● TASK MATERIAL
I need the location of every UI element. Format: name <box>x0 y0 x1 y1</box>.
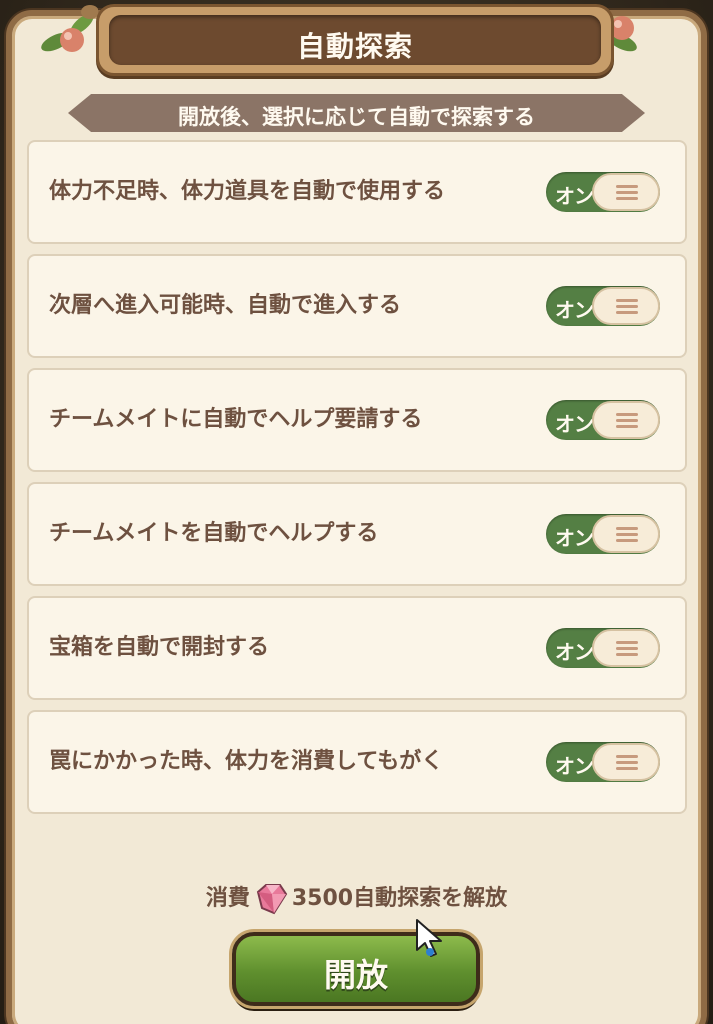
option-label: 罠にかかった時、体力を消費してもがく <box>49 749 444 774</box>
toggle-request-help[interactable]: オン <box>546 400 660 440</box>
option-label: 次層へ進入可能時、自動で進入する <box>49 293 402 318</box>
subtitle-ribbon: 開放後、選択に応じて自動で探索する <box>68 94 645 132</box>
toggle-knob[interactable] <box>592 743 660 781</box>
berry-leaf-decoration-icon <box>41 5 98 52</box>
grip-lines-icon <box>616 299 638 314</box>
dialog-title: 自動探索 <box>296 30 413 63</box>
toggle-state-text: オン <box>555 298 594 322</box>
mouse-cursor-icon <box>416 919 442 957</box>
option-label: 宝箱を自動で開封する <box>49 635 270 660</box>
cost-suffix: 自動探索を解放 <box>353 886 508 911</box>
toggle-knob[interactable] <box>592 173 660 211</box>
toggle-enter-next-floor[interactable]: オン <box>546 286 660 326</box>
grip-lines-icon <box>616 641 638 656</box>
toggle-state-text: オン <box>555 640 594 664</box>
toggle-use-stamina-item[interactable]: オン <box>546 172 660 212</box>
unlock-cost: 消費 3500自動探索を解放 <box>0 880 713 916</box>
option-row-struggle-trap: 罠にかかった時、体力を消費してもがく オン <box>27 710 687 814</box>
option-label: チームメイトに自動でヘルプ要請する <box>49 407 423 432</box>
grip-lines-icon <box>616 185 638 200</box>
grip-lines-icon <box>616 413 638 428</box>
toggle-state-text: オン <box>555 754 594 778</box>
gem-icon <box>256 884 288 915</box>
option-row-use-stamina-item: 体力不足時、体力道具を自動で使用する オン <box>27 140 687 244</box>
toggle-struggle-trap[interactable]: オン <box>546 742 660 782</box>
option-label: 体力不足時、体力道具を自動で使用する <box>49 179 446 204</box>
toggle-state-text: オン <box>555 184 594 208</box>
grip-lines-icon <box>616 527 638 542</box>
option-label: チームメイトを自動でヘルプする <box>49 521 379 546</box>
dialog-subtitle: 開放後、選択に応じて自動で探索する <box>178 105 535 129</box>
toggle-help-teammate[interactable]: オン <box>546 514 660 554</box>
option-row-open-chest: 宝箱を自動で開封する オン <box>27 596 687 700</box>
toggle-knob[interactable] <box>592 629 660 667</box>
toggle-knob[interactable] <box>592 515 660 553</box>
grip-lines-icon <box>616 755 638 770</box>
title-plaque: 自動探索 <box>96 4 614 76</box>
game-screen: 自動探索 開放後、選択に応じて自動で探索する 体力不足時、体力道具を自動で使用す… <box>0 0 713 1024</box>
option-row-request-help: チームメイトに自動でヘルプ要請する オン <box>27 368 687 472</box>
option-row-help-teammate: チームメイトを自動でヘルプする オン <box>27 482 687 586</box>
toggle-knob[interactable] <box>592 401 660 439</box>
toggle-state-text: オン <box>555 526 594 550</box>
toggle-knob[interactable] <box>592 287 660 325</box>
toggle-state-text: オン <box>555 412 594 436</box>
cost-prefix: 消費 <box>205 886 250 911</box>
toggle-open-chest[interactable]: オン <box>546 628 660 668</box>
option-row-enter-next-floor: 次層へ進入可能時、自動で進入する オン <box>27 254 687 358</box>
cost-amount: 3500 <box>291 886 354 911</box>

● EXERCISE BRIEF
Count the lines in the records that contain the string "floor" and reply with only that number.

● ANSWER FOR THIS EXERCISE
2